Task instructions | In the listing below, how many lines hold the string "ffffff"? Reply with the number and nothing else.

Data provided |
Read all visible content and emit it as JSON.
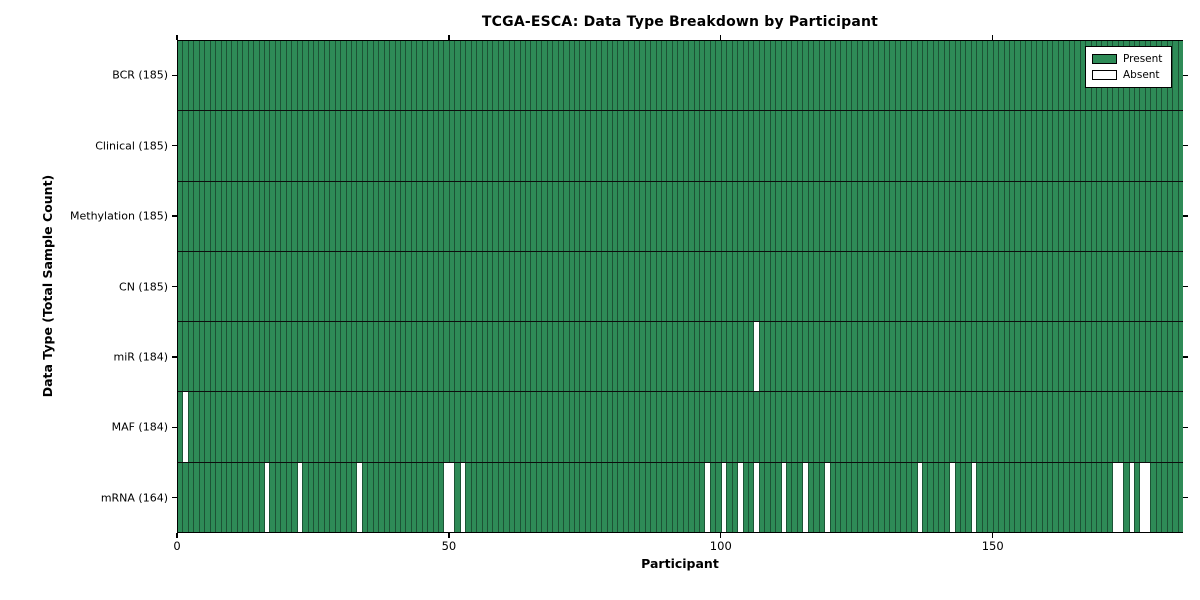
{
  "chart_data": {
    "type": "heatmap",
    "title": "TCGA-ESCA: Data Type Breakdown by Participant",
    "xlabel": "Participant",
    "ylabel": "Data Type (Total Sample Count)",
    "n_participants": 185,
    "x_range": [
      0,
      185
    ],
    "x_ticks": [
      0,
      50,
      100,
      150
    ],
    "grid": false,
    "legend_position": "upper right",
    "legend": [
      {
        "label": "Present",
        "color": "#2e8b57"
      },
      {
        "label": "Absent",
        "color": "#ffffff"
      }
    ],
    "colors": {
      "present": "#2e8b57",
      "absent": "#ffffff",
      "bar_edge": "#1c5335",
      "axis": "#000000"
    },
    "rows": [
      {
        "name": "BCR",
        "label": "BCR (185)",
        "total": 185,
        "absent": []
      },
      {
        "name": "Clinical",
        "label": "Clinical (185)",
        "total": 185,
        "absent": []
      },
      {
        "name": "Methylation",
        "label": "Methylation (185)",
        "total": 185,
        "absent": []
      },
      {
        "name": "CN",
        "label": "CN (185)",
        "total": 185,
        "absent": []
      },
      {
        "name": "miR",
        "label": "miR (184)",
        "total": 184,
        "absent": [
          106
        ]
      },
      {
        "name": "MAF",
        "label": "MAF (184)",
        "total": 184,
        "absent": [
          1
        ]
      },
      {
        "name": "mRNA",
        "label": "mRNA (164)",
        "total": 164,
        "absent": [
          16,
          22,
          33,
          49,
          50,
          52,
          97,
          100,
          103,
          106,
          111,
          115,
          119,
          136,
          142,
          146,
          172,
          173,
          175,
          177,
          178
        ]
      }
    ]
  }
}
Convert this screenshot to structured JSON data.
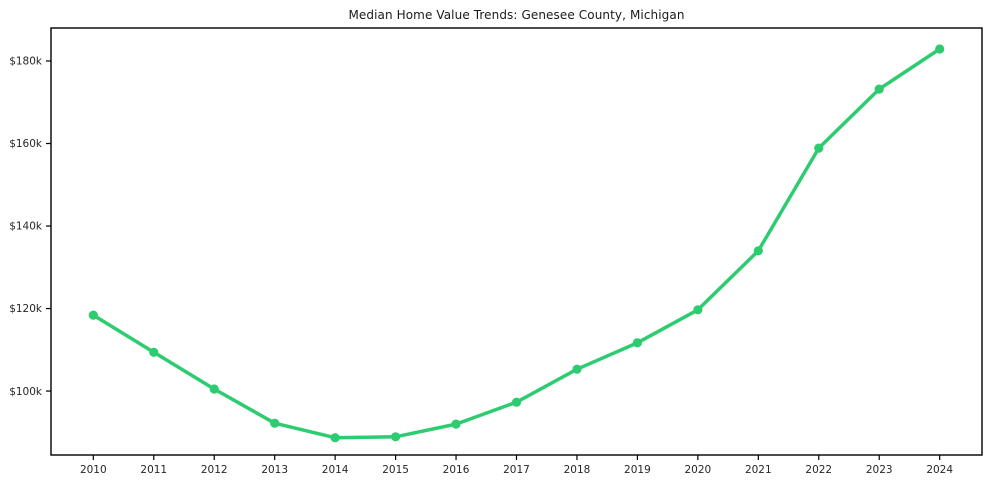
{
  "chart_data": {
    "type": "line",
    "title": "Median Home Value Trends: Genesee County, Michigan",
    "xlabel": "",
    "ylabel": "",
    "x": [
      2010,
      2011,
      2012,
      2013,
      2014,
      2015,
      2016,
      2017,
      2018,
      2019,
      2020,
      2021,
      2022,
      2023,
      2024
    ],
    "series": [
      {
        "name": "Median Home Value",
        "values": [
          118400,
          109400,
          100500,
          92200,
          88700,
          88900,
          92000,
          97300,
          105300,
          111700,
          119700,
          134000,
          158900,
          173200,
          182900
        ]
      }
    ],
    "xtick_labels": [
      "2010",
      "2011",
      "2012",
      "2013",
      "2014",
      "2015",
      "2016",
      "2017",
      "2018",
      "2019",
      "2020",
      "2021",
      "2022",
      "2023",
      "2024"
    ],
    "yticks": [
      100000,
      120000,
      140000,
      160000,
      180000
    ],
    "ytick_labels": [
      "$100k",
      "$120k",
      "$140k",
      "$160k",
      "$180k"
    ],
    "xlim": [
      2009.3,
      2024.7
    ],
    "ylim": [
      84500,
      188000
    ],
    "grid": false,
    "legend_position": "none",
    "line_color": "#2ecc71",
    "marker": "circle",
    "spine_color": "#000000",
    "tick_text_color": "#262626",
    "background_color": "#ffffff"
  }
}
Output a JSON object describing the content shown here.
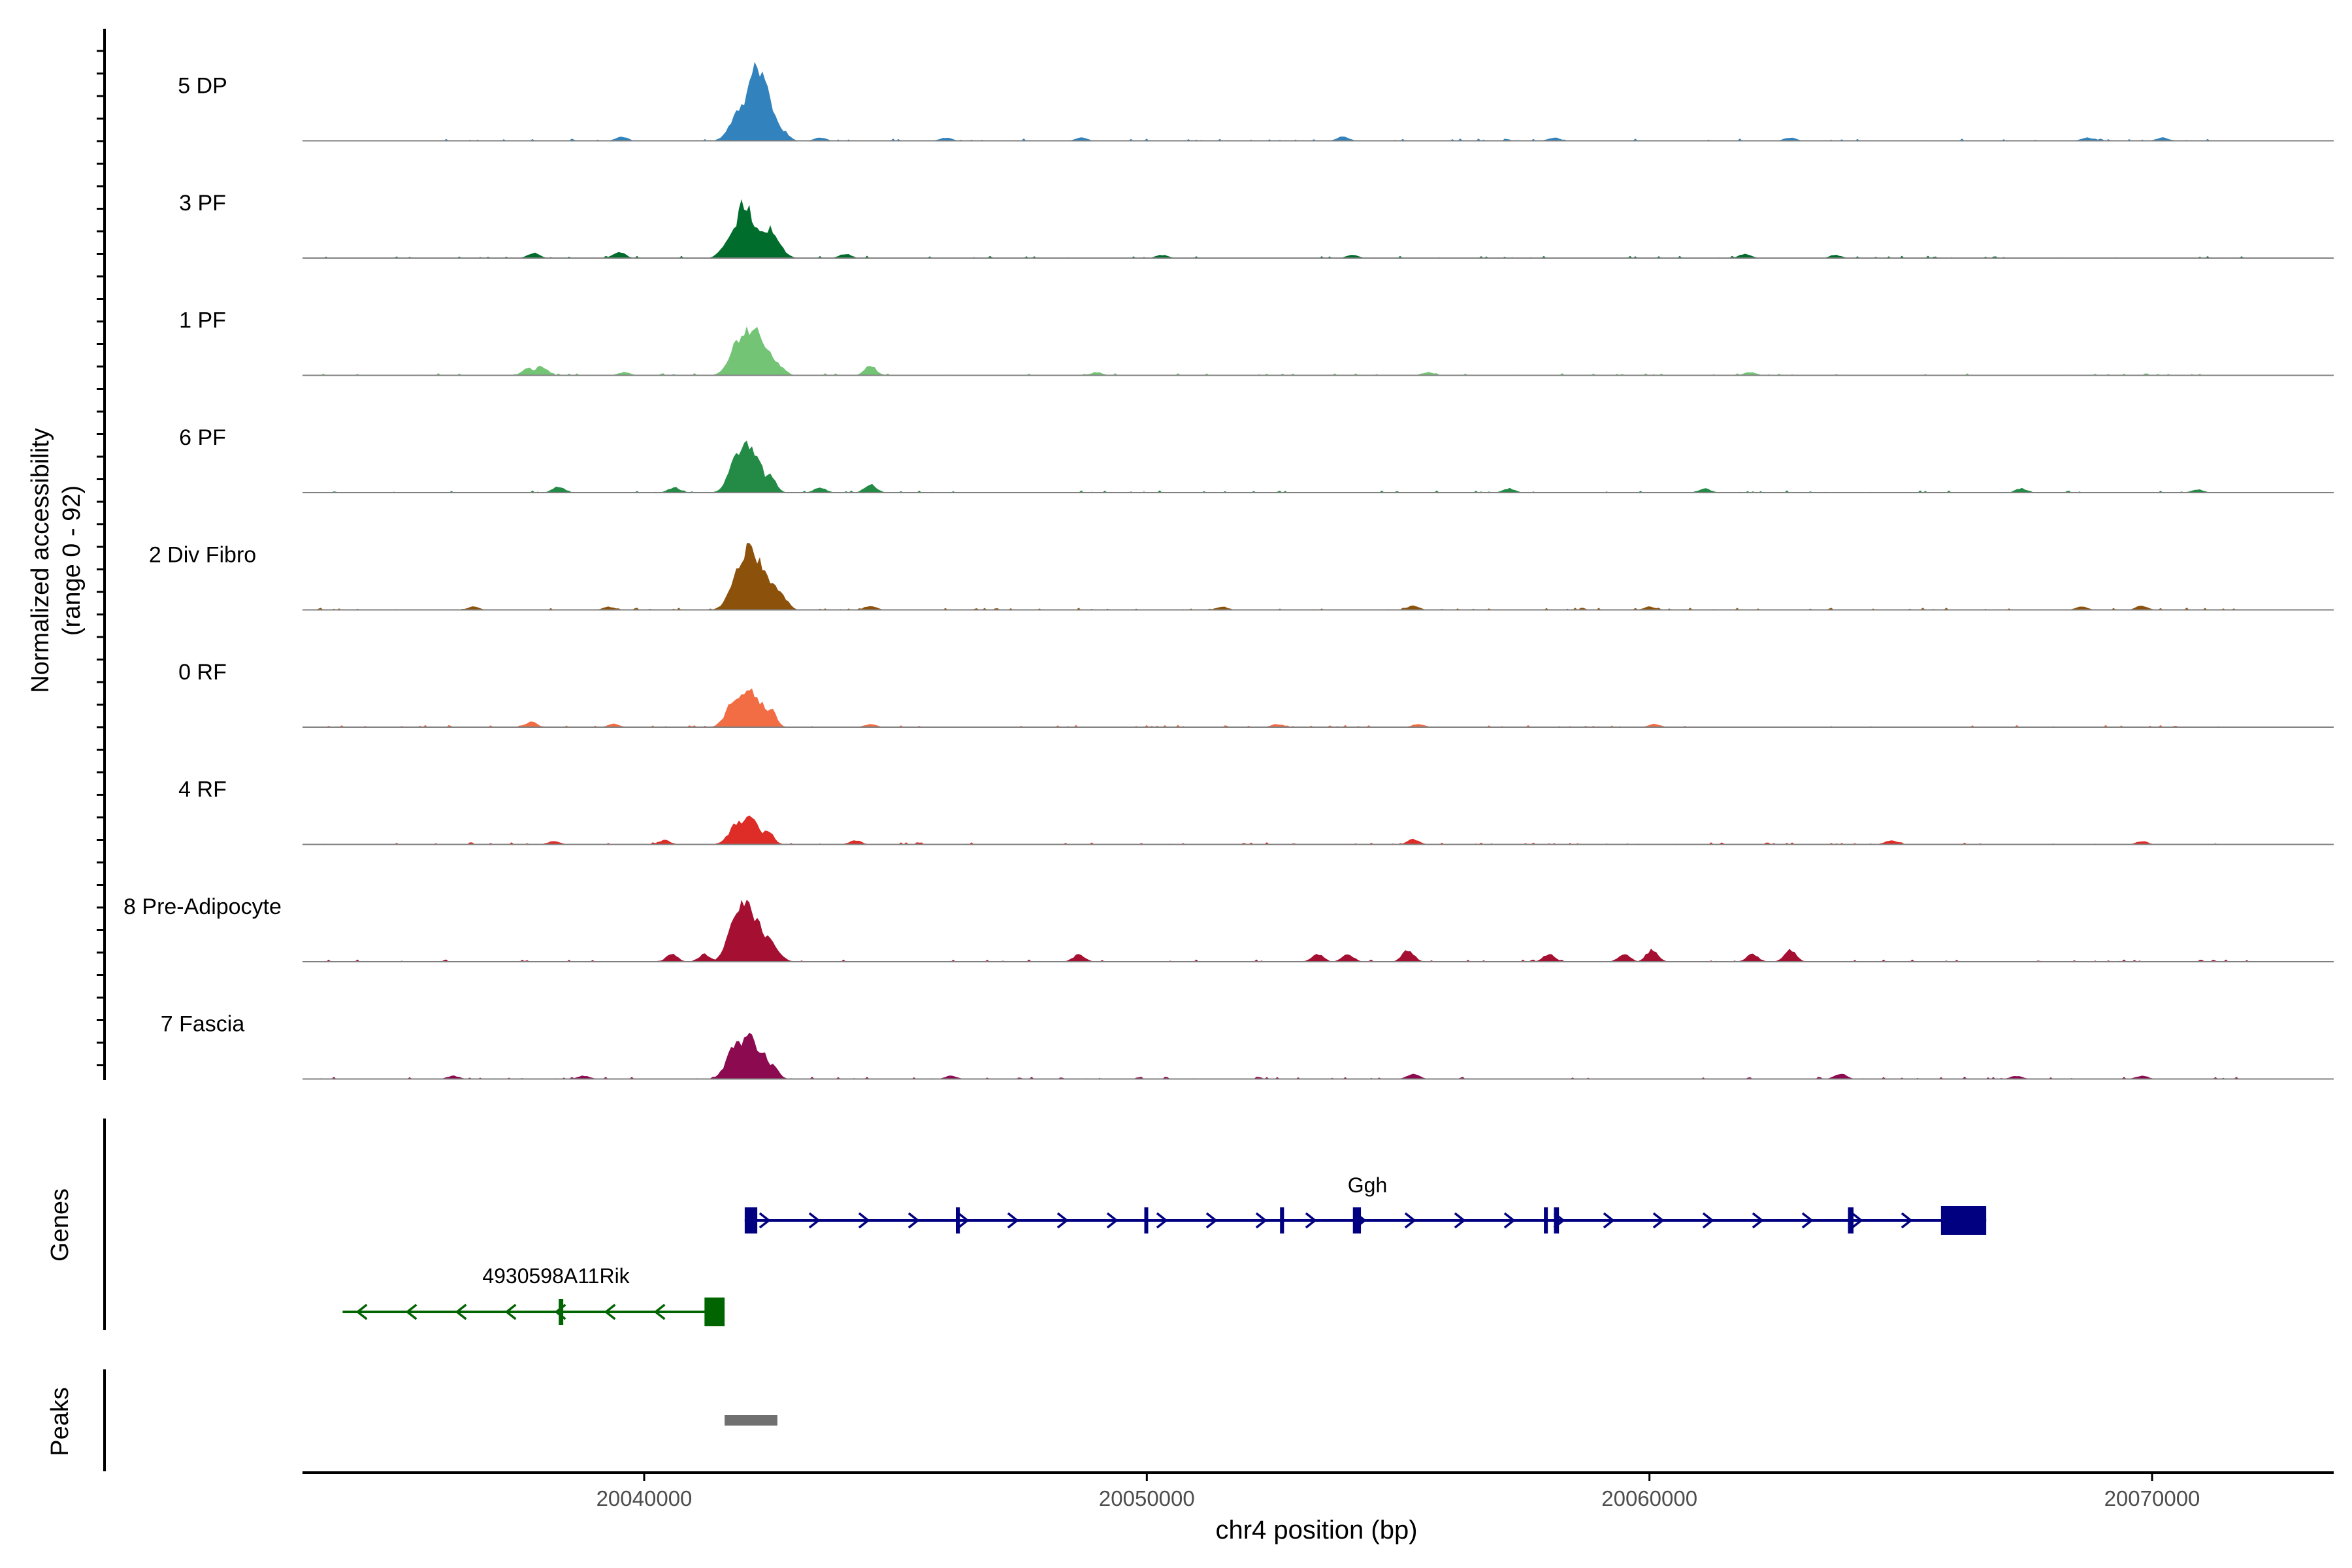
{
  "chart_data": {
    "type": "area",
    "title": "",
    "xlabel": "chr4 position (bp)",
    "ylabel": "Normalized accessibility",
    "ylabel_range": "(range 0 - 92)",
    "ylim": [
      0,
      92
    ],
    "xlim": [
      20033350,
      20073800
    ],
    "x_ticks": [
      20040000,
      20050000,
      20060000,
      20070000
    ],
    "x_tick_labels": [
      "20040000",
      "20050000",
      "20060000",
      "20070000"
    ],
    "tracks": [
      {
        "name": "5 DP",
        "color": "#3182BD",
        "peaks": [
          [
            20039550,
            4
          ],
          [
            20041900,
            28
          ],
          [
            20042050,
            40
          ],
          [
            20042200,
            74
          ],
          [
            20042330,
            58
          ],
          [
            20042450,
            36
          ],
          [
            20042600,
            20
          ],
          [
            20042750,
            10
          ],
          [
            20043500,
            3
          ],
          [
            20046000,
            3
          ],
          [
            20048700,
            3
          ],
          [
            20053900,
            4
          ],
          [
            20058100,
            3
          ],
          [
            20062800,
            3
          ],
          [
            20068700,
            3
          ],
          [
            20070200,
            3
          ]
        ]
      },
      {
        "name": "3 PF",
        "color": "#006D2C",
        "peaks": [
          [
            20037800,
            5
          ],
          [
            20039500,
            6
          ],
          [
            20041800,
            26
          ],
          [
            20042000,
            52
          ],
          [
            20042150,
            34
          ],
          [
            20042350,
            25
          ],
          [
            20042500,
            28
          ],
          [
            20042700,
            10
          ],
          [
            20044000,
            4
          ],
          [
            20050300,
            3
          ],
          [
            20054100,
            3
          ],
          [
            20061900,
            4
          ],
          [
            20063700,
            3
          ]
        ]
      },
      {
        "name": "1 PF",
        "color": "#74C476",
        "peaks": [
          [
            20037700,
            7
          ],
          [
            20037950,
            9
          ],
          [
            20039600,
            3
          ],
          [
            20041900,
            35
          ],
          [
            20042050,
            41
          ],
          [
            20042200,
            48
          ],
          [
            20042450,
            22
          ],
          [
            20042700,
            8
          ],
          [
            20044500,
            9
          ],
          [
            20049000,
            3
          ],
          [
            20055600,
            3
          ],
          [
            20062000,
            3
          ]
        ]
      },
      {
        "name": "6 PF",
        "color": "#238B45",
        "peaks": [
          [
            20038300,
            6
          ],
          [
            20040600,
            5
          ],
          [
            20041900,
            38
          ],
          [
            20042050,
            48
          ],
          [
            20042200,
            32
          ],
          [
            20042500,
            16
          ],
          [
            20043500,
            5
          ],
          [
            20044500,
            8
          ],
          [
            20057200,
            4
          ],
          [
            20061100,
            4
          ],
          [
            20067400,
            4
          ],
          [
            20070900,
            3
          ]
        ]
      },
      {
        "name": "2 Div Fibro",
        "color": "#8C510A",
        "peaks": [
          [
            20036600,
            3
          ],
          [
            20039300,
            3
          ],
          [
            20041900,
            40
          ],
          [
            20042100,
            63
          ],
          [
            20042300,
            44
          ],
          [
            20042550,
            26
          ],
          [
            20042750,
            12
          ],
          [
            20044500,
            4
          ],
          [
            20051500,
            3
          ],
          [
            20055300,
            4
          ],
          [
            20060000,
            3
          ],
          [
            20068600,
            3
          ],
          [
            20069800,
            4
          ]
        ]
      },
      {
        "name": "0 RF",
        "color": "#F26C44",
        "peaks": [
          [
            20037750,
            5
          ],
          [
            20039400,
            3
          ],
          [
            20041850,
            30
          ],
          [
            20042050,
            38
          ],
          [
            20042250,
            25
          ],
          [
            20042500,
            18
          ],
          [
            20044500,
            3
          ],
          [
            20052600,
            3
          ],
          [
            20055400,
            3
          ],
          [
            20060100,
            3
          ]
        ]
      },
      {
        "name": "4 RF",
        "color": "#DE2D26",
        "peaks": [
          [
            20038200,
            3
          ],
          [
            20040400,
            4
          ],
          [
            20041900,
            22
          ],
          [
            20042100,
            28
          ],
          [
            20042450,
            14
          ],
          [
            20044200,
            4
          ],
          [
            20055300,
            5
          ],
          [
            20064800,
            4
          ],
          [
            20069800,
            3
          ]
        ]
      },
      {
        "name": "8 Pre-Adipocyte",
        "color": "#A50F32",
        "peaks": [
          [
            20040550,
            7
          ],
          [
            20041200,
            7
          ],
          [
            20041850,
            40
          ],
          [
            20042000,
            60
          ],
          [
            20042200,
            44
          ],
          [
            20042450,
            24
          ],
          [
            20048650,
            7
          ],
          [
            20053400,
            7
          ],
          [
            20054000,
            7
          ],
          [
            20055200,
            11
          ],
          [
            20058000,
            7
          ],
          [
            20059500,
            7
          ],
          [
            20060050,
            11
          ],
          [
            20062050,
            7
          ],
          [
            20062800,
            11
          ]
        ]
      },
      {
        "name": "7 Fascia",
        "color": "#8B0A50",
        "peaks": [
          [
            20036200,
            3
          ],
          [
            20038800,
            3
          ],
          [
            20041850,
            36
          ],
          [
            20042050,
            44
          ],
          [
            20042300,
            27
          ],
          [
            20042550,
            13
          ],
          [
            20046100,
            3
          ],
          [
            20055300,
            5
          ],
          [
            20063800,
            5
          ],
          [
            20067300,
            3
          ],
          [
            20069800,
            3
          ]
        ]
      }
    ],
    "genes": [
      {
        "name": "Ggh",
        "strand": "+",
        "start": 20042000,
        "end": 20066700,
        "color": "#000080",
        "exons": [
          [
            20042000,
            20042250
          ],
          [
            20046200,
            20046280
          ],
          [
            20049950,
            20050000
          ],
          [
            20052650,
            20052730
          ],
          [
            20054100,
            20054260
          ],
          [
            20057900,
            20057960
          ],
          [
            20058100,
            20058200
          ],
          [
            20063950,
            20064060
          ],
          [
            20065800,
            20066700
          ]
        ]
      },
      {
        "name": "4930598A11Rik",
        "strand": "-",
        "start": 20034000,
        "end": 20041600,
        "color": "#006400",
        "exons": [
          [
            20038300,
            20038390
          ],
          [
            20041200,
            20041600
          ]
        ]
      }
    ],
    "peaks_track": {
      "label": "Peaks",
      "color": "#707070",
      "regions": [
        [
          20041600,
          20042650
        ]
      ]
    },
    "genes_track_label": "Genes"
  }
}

Response | 3